Work to do: Each line below should be reproduced without any alteration.

Extracted entries:
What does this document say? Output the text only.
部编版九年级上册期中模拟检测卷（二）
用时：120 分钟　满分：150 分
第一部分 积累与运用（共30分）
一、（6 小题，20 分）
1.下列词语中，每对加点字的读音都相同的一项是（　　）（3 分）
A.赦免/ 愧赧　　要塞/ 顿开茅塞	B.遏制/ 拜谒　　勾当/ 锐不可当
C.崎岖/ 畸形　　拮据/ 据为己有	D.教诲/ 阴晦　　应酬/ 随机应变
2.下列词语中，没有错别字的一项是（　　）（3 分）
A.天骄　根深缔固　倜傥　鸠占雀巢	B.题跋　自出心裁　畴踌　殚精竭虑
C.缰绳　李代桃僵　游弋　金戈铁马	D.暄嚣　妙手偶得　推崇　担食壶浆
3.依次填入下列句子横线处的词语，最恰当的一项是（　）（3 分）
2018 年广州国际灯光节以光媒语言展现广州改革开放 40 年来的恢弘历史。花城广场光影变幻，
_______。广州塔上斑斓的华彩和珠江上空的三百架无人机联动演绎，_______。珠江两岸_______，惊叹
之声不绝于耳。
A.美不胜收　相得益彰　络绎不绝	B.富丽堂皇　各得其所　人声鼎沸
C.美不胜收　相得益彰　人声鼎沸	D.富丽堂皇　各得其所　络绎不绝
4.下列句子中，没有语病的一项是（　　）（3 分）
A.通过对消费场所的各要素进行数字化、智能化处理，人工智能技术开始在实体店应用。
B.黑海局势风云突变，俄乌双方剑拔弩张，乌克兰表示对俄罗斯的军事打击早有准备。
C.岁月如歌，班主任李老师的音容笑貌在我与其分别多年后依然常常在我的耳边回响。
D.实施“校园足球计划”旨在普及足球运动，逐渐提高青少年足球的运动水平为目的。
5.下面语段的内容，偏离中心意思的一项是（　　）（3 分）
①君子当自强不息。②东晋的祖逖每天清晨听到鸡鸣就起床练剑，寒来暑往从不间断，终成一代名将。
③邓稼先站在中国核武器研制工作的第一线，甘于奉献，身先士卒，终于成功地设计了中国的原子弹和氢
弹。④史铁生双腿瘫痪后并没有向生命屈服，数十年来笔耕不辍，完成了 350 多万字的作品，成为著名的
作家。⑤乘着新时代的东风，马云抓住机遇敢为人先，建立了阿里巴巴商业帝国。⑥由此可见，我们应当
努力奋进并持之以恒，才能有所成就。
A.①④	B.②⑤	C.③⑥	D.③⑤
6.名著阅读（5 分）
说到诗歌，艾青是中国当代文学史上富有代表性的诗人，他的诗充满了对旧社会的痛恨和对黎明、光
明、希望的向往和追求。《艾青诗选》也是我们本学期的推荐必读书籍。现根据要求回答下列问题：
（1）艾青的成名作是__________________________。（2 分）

Written answer:
What does this document say? Output the text only.
部编版九年级上册期中模拟检测卷（二）
用时：120 分钟　满分：150 分
第一部分 积累与运用（共30分）
一、（6 小题，20 分）
1.下列词语中，每对加点字的读音都相同的一项是（　　）（3 分）
A.赦免/ 愧赧　　要塞/ 顿开茅塞	B.遏制/ 拜谒　　勾当/ 锐不可当
C.崎岖/ 畸形　　拮据/ 据为己有	D.教诲/ 阴晦　　应酬/ 随机应变
2.下列词语中，没有错别字的一项是（　　）（3 分）
A.天骄　根深缔固　倜傥　鸠占雀巢	B.题跋　自出心裁　畴踌　殚精竭虑
C.缰绳　李代桃僵　游弋　金戈铁马	D.暄嚣　妙手偶得　推崇　担食壶浆
3.依次填入下列句子横线处的词语，最恰当的一项是（　）（3 分）
2018 年广州国际灯光节以光媒语言展现广州改革开放 40 年来的恢弘历史。花城广场光影变幻，
_______。广州塔上斑斓的华彩和珠江上空的三百架无人机联动演绎，_______。珠江两岸_______，惊叹
之声不绝于耳。
A.美不胜收　相得益彰　络绎不绝	B.富丽堂皇　各得其所　人声鼎沸
C.美不胜收　相得益彰　人声鼎沸	D.富丽堂皇　各得其所　络绎不绝
4.下列句子中，没有语病的一项是（　　）（3 分）
A.通过对消费场所的各要素进行数字化、智能化处理，人工智能技术开始在实体店应用。
B.黑海局势风云突变，俄乌双方剑拔弩张，乌克兰表示对俄罗斯的军事打击早有准备。
C.岁月如歌，班主任李老师的音容笑貌在我与其分别多年后依然常常在我的耳边回响。
D.实施“校园足球计划”旨在普及足球运动，逐渐提高青少年足球的运动水平为目的。
5.下面语段的内容，偏离中心意思的一项是（　　）（3 分）
①君子当自强不息。②东晋的祖逖每天清晨听到鸡鸣就起床练剑，寒来暑往从不间断，终成一代名将。
③邓稼先站在中国核武器研制工作的第一线，甘于奉献，身先士卒，终于成功地设计了中国的原子弹和氢
弹。④史铁生双腿瘫痪后并没有向生命屈服，数十年来笔耕不辍，完成了 350 多万字的作品，成为著名的
作家。⑤乘着新时代的东风，马云抓住机遇敢为人先，建立了阿里巴巴商业帝国。⑥由此可见，我们应当
努力奋进并持之以恒，才能有所成就。
A.①④	B.②⑤	C.③⑥	D.③⑤
6.名著阅读（5 分）
说到诗歌，艾青是中国当代文学史上富有代表性的诗人，他的诗充满了对旧社会的痛恨和对黎明、光
明、希望的向往和追求。《艾青诗选》也是我们本学期的推荐必读书籍。现根据要求回答下列问题：
（1）艾青的成名作是__________________________。（2 分）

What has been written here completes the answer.